## Exercise aim
Are you able to quote each entry exactly as written?

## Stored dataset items
========================================================================
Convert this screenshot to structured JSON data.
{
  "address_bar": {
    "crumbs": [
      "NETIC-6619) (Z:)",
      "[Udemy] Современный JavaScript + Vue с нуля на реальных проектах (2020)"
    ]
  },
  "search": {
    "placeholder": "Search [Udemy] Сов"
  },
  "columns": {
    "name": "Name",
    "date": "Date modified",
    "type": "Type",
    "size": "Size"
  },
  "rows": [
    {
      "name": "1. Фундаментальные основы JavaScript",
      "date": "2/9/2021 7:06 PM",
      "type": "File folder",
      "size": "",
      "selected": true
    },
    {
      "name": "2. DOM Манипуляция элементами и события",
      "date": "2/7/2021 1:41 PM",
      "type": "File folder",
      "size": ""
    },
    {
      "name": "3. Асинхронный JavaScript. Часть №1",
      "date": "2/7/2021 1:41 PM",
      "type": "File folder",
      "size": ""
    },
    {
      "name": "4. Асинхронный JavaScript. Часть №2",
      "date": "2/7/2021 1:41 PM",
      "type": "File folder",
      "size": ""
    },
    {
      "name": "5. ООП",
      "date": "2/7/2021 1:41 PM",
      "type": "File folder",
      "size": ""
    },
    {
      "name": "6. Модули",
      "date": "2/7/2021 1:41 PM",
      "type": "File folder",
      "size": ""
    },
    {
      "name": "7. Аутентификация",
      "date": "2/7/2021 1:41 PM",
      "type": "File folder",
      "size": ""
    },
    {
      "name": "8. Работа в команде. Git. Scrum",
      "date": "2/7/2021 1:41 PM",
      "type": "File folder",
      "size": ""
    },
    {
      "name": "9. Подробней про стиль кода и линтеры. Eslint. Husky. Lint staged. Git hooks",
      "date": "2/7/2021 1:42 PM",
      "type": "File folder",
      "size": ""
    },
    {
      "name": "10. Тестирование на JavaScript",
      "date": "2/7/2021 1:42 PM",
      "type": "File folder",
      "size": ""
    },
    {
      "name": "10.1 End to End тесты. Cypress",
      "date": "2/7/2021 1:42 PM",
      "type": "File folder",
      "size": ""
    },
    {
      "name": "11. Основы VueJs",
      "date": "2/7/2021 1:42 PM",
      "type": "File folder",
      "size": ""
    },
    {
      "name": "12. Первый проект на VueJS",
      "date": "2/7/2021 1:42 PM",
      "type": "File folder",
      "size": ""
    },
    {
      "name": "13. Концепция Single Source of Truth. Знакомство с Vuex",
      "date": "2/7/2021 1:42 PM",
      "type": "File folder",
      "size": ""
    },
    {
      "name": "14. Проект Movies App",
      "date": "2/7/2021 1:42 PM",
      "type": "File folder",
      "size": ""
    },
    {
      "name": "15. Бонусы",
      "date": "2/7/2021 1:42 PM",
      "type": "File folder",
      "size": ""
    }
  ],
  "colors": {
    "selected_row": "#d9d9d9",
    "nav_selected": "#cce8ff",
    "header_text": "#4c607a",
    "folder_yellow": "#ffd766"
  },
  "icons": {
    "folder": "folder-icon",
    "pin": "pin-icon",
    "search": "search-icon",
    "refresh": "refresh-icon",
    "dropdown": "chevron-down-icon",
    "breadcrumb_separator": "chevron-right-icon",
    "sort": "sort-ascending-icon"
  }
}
========================================================================
## Answer for this exercise
Convert this screenshot to structured JSON data.
{
  "address_bar": {
    "crumbs": [
      "NETIC-6619) (Z:)",
      "[Udemy] Современный JavaScript + Vue с нуля на реальных проектах (2020)"
    ]
  },
  "search": {
    "placeholder": "Search [Udemy] Сов"
  },
  "columns": {
    "name": "Name",
    "date": "Date modified",
    "type": "Type",
    "size": "Size"
  },
  "rows": [
    {
      "name": "1. Фундаментальные основы JavaScript",
      "date": "2/9/2021 7:06 PM",
      "type": "File folder",
      "size": "",
      "selected": true
    },
    {
      "name": "2. DOM Манипуляция элементами и события",
      "date": "2/7/2021 1:41 PM",
      "type": "File folder",
      "size": ""
    },
    {
      "name": "3. Асинхронный JavaScript. Часть №1",
      "date": "2/7/2021 1:41 PM",
      "type": "File folder",
      "size": ""
    },
    {
      "name": "4. Асинхронный JavaScript. Часть №2",
      "date": "2/7/2021 1:41 PM",
      "type": "File folder",
      "size": ""
    },
    {
      "name": "5. ООП",
      "date": "2/7/2021 1:41 PM",
      "type": "File folder",
      "size": ""
    },
    {
      "name": "6. Модули",
      "date": "2/7/2021 1:41 PM",
      "type": "File folder",
      "size": ""
    },
    {
      "name": "7. Аутентификация",
      "date": "2/7/2021 1:41 PM",
      "type": "File folder",
      "size": ""
    },
    {
      "name": "8. Работа в команде. Git. Scrum",
      "date": "2/7/2021 1:41 PM",
      "type": "File folder",
      "size": ""
    },
    {
      "name": "9. Подробней про стиль кода и линтеры. Eslint. Husky. Lint staged. Git hooks",
      "date": "2/7/2021 1:42 PM",
      "type": "File folder",
      "size": ""
    },
    {
      "name": "10. Тестирование на JavaScript",
      "date": "2/7/2021 1:42 PM",
      "type": "File folder",
      "size": ""
    },
    {
      "name": "10.1 End to End тесты. Cypress",
      "date": "2/7/2021 1:42 PM",
      "type": "File folder",
      "size": ""
    },
    {
      "name": "11. Основы VueJs",
      "date": "2/7/2021 1:42 PM",
      "type": "File folder",
      "size": ""
    },
    {
      "name": "12. Первый проект на VueJS",
      "date": "2/7/2021 1:42 PM",
      "type": "File folder",
      "size": ""
    },
    {
      "name": "13. Концепция Single Source of Truth. Знакомство с Vuex",
      "date": "2/7/2021 1:42 PM",
      "type": "File folder",
      "size": ""
    },
    {
      "name": "14. Проект Movies App",
      "date": "2/7/2021 1:42 PM",
      "type": "File folder",
      "size": ""
    },
    {
      "name": "15. Бонусы",
      "date": "2/7/2021 1:42 PM",
      "type": "File folder",
      "size": ""
    }
  ],
  "colors": {
    "selected_row": "#d9d9d9",
    "nav_selected": "#cce8ff",
    "header_text": "#4c607a",
    "folder_yellow": "#ffd766"
  },
  "icons": {
    "folder": "folder-icon",
    "pin": "pin-icon",
    "search": "search-icon",
    "refresh": "refresh-icon",
    "dropdown": "chevron-down-icon",
    "breadcrumb_separator": "chevron-right-icon",
    "sort": "sort-ascending-icon"
  }
}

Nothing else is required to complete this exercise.